Take every line that has the string "mogą" and copy it out.
[Start of Task data]
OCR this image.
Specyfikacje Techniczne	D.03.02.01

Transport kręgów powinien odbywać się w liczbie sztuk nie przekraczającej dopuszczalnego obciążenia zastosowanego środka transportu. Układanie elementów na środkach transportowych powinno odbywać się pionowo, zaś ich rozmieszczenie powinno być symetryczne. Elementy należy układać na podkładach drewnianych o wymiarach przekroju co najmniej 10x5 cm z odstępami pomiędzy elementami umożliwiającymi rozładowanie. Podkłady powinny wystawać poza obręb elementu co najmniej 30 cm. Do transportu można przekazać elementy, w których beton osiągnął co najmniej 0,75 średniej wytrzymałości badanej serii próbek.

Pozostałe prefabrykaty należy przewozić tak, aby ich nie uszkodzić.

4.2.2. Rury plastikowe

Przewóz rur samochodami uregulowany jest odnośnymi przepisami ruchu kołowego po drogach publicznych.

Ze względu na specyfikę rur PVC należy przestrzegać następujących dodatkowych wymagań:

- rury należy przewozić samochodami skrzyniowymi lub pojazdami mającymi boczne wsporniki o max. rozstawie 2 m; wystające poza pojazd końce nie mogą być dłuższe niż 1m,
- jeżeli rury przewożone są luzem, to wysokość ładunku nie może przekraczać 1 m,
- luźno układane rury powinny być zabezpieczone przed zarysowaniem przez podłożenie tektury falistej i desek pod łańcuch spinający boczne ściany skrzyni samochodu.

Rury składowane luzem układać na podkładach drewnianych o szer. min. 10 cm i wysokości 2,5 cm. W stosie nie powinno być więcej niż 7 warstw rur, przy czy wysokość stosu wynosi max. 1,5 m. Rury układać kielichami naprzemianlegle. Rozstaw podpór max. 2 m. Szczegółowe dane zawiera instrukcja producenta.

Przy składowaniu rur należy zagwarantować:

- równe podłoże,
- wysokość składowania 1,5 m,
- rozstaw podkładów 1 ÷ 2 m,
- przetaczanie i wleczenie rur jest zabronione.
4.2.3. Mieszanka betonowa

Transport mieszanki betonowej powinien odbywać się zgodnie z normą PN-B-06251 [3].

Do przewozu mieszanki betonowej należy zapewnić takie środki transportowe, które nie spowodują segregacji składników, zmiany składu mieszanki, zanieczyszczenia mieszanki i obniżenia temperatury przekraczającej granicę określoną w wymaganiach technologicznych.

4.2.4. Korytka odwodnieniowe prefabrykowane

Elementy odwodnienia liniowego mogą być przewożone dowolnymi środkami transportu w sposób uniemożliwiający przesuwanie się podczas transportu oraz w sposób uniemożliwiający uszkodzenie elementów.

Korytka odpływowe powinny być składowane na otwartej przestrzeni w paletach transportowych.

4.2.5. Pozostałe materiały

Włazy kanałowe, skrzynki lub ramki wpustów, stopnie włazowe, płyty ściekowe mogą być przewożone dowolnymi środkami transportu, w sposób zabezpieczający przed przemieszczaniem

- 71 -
[End of Task data]
=== Result of the task ===
- rury należy przewozić samochodami skrzyniowymi lub pojazdami mającymi boczne wsporniki o max. rozstawie 2 m; wystające poza pojazd końce nie mogą być dłuższe niż 1m,
Elementy odwodnienia liniowego mogą być przewożone dowolnymi środkami transportu w sposób uniemożliwiający przesuwanie się podczas transportu oraz w sposób uniemożliwiający uszkodzenie elementów.
Włazy kanałowe, skrzynki lub ramki wpustów, stopnie włazowe, płyty ściekowe mogą być przewożone dowolnymi środkami transportu, w sposób zabezpieczający przed przemieszczaniem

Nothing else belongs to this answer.